Requirements
The records should be written out in full, with nothing altered.

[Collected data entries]
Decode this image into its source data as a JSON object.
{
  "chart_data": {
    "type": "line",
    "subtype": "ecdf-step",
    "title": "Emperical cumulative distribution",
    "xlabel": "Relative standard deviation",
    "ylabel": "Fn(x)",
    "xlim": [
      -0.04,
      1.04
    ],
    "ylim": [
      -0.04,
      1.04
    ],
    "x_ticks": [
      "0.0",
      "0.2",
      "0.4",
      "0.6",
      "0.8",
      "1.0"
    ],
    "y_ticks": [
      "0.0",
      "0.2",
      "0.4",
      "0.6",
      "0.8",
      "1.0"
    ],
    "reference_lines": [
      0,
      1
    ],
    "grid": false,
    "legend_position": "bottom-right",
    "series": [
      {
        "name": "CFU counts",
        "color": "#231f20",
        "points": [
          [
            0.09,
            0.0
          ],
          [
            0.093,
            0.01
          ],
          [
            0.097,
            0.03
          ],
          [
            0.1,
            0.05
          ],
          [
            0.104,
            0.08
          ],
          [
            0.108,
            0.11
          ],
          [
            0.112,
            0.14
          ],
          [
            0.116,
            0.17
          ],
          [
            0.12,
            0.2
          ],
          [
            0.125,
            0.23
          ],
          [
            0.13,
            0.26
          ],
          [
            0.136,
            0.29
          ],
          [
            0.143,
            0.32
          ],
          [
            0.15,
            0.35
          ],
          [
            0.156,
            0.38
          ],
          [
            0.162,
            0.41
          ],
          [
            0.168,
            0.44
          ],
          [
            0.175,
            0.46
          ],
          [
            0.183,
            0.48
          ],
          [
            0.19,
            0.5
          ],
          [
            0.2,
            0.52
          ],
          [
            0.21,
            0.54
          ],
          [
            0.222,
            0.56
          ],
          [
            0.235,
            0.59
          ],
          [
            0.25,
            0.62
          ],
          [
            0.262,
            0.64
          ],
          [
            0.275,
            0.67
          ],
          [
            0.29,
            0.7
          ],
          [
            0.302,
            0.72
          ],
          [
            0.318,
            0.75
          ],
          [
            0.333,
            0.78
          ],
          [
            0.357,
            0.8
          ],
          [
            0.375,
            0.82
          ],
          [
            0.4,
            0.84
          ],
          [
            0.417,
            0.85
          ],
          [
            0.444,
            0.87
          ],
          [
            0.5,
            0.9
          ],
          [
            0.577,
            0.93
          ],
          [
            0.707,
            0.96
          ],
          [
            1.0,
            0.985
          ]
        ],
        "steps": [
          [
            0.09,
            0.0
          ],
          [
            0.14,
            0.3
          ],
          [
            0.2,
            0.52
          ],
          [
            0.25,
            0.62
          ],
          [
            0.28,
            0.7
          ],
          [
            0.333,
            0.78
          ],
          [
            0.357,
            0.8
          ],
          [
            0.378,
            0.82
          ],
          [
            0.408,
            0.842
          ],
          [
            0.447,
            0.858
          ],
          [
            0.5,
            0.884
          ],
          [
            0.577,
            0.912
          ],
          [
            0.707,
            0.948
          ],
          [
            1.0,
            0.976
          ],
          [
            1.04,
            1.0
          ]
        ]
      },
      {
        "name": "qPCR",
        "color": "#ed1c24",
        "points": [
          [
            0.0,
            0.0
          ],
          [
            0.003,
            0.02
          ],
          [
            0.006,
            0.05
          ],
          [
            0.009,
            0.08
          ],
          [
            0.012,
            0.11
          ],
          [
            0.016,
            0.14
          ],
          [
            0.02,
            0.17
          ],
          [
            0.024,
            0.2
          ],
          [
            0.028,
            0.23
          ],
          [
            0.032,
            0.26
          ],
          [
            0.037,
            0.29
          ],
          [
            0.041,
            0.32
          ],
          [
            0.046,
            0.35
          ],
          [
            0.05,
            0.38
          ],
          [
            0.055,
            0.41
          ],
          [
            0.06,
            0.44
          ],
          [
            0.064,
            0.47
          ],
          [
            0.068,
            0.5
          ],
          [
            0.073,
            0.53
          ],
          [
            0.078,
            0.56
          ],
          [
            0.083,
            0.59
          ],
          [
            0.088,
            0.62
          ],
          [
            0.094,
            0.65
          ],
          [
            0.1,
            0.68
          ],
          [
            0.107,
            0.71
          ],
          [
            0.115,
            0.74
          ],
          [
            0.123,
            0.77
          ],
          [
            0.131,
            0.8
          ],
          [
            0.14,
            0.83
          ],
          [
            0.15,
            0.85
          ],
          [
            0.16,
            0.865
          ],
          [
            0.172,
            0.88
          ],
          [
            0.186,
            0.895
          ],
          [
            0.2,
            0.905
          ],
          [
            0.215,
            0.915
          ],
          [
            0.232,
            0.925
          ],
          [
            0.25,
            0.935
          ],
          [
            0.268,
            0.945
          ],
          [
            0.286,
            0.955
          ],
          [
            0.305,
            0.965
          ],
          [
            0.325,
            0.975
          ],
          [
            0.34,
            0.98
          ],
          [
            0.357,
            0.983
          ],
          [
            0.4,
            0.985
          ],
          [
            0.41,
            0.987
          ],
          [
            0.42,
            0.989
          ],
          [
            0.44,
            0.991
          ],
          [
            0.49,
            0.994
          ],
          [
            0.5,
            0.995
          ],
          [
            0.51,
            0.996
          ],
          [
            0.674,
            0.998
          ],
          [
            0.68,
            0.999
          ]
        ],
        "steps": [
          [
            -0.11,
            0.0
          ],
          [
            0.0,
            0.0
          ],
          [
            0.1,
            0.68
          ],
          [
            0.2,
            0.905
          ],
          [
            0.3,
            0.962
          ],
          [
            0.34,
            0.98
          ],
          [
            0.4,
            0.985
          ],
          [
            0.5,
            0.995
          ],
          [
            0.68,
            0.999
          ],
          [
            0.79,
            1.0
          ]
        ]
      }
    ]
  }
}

Response below
Decode this image into its source data as a JSON object.
{
  "chart_data": {
    "type": "line",
    "subtype": "ecdf-step",
    "title": "Emperical cumulative distribution",
    "xlabel": "Relative standard deviation",
    "ylabel": "Fn(x)",
    "xlim": [
      -0.04,
      1.04
    ],
    "ylim": [
      -0.04,
      1.04
    ],
    "x_ticks": [
      "0.0",
      "0.2",
      "0.4",
      "0.6",
      "0.8",
      "1.0"
    ],
    "y_ticks": [
      "0.0",
      "0.2",
      "0.4",
      "0.6",
      "0.8",
      "1.0"
    ],
    "reference_lines": [
      0,
      1
    ],
    "grid": false,
    "legend_position": "bottom-right",
    "series": [
      {
        "name": "CFU counts",
        "color": "#231f20",
        "points": [
          [
            0.09,
            0.0
          ],
          [
            0.093,
            0.01
          ],
          [
            0.097,
            0.03
          ],
          [
            0.1,
            0.05
          ],
          [
            0.104,
            0.08
          ],
          [
            0.108,
            0.11
          ],
          [
            0.112,
            0.14
          ],
          [
            0.116,
            0.17
          ],
          [
            0.12,
            0.2
          ],
          [
            0.125,
            0.23
          ],
          [
            0.13,
            0.26
          ],
          [
            0.136,
            0.29
          ],
          [
            0.143,
            0.32
          ],
          [
            0.15,
            0.35
          ],
          [
            0.156,
            0.38
          ],
          [
            0.162,
            0.41
          ],
          [
            0.168,
            0.44
          ],
          [
            0.175,
            0.46
          ],
          [
            0.183,
            0.48
          ],
          [
            0.19,
            0.5
          ],
          [
            0.2,
            0.52
          ],
          [
            0.21,
            0.54
          ],
          [
            0.222,
            0.56
          ],
          [
            0.235,
            0.59
          ],
          [
            0.25,
            0.62
          ],
          [
            0.262,
            0.64
          ],
          [
            0.275,
            0.67
          ],
          [
            0.29,
            0.7
          ],
          [
            0.302,
            0.72
          ],
          [
            0.318,
            0.75
          ],
          [
            0.333,
            0.78
          ],
          [
            0.357,
            0.8
          ],
          [
            0.375,
            0.82
          ],
          [
            0.4,
            0.84
          ],
          [
            0.417,
            0.85
          ],
          [
            0.444,
            0.87
          ],
          [
            0.5,
            0.9
          ],
          [
            0.577,
            0.93
          ],
          [
            0.707,
            0.96
          ],
          [
            1.0,
            0.985
          ]
        ],
        "steps": [
          [
            0.09,
            0.0
          ],
          [
            0.14,
            0.3
          ],
          [
            0.2,
            0.52
          ],
          [
            0.25,
            0.62
          ],
          [
            0.28,
            0.7
          ],
          [
            0.333,
            0.78
          ],
          [
            0.357,
            0.8
          ],
          [
            0.378,
            0.82
          ],
          [
            0.408,
            0.842
          ],
          [
            0.447,
            0.858
          ],
          [
            0.5,
            0.884
          ],
          [
            0.577,
            0.912
          ],
          [
            0.707,
            0.948
          ],
          [
            1.0,
            0.976
          ],
          [
            1.04,
            1.0
          ]
        ]
      },
      {
        "name": "qPCR",
        "color": "#ed1c24",
        "points": [
          [
            0.0,
            0.0
          ],
          [
            0.003,
            0.02
          ],
          [
            0.006,
            0.05
          ],
          [
            0.009,
            0.08
          ],
          [
            0.012,
            0.11
          ],
          [
            0.016,
            0.14
          ],
          [
            0.02,
            0.17
          ],
          [
            0.024,
            0.2
          ],
          [
            0.028,
            0.23
          ],
          [
            0.032,
            0.26
          ],
          [
            0.037,
            0.29
          ],
          [
            0.041,
            0.32
          ],
          [
            0.046,
            0.35
          ],
          [
            0.05,
            0.38
          ],
          [
            0.055,
            0.41
          ],
          [
            0.06,
            0.44
          ],
          [
            0.064,
            0.47
          ],
          [
            0.068,
            0.5
          ],
          [
            0.073,
            0.53
          ],
          [
            0.078,
            0.56
          ],
          [
            0.083,
            0.59
          ],
          [
            0.088,
            0.62
          ],
          [
            0.094,
            0.65
          ],
          [
            0.1,
            0.68
          ],
          [
            0.107,
            0.71
          ],
          [
            0.115,
            0.74
          ],
          [
            0.123,
            0.77
          ],
          [
            0.131,
            0.8
          ],
          [
            0.14,
            0.83
          ],
          [
            0.15,
            0.85
          ],
          [
            0.16,
            0.865
          ],
          [
            0.172,
            0.88
          ],
          [
            0.186,
            0.895
          ],
          [
            0.2,
            0.905
          ],
          [
            0.215,
            0.915
          ],
          [
            0.232,
            0.925
          ],
          [
            0.25,
            0.935
          ],
          [
            0.268,
            0.945
          ],
          [
            0.286,
            0.955
          ],
          [
            0.305,
            0.965
          ],
          [
            0.325,
            0.975
          ],
          [
            0.34,
            0.98
          ],
          [
            0.357,
            0.983
          ],
          [
            0.4,
            0.985
          ],
          [
            0.41,
            0.987
          ],
          [
            0.42,
            0.989
          ],
          [
            0.44,
            0.991
          ],
          [
            0.49,
            0.994
          ],
          [
            0.5,
            0.995
          ],
          [
            0.51,
            0.996
          ],
          [
            0.674,
            0.998
          ],
          [
            0.68,
            0.999
          ]
        ],
        "steps": [
          [
            -0.11,
            0.0
          ],
          [
            0.0,
            0.0
          ],
          [
            0.1,
            0.68
          ],
          [
            0.2,
            0.905
          ],
          [
            0.3,
            0.962
          ],
          [
            0.34,
            0.98
          ],
          [
            0.4,
            0.985
          ],
          [
            0.5,
            0.995
          ],
          [
            0.68,
            0.999
          ],
          [
            0.79,
            1.0
          ]
        ]
      }
    ]
  }
}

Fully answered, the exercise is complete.